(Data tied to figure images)
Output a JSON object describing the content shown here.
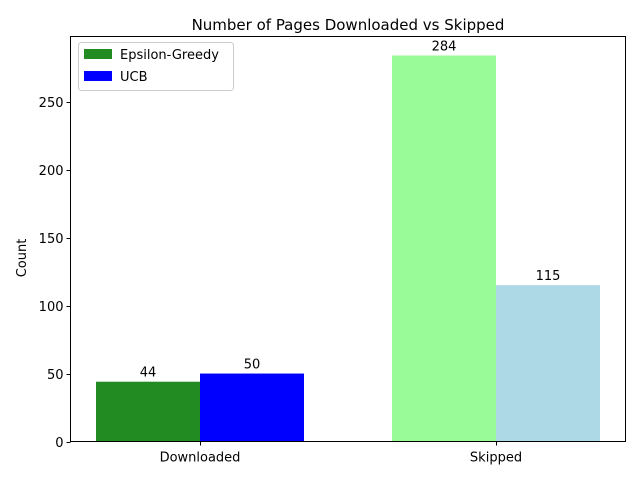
{
  "chart_data": {
    "type": "bar",
    "title": "Number of Pages Downloaded vs Skipped",
    "xlabel": "",
    "ylabel": "Count",
    "categories": [
      "Downloaded",
      "Skipped"
    ],
    "ylim": [
      0,
      298
    ],
    "yticks": [
      0,
      50,
      100,
      150,
      200,
      250
    ],
    "series": [
      {
        "name": "Epsilon-Greedy",
        "values": [
          44,
          284
        ],
        "colors": [
          "#228b22",
          "#98fb98"
        ],
        "legend_color": "#228b22"
      },
      {
        "name": "UCB",
        "values": [
          50,
          115
        ],
        "colors": [
          "#0000ff",
          "#add8e6"
        ],
        "legend_color": "#0000ff"
      }
    ],
    "data_labels": true,
    "legend": "top-left",
    "grid": false
  }
}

### Required work
Copy each line of the preceding data that contains the string "Skipped".

### Response to this exercise
    "title": "Number of Pages Downloaded vs Skipped",
      "Skipped"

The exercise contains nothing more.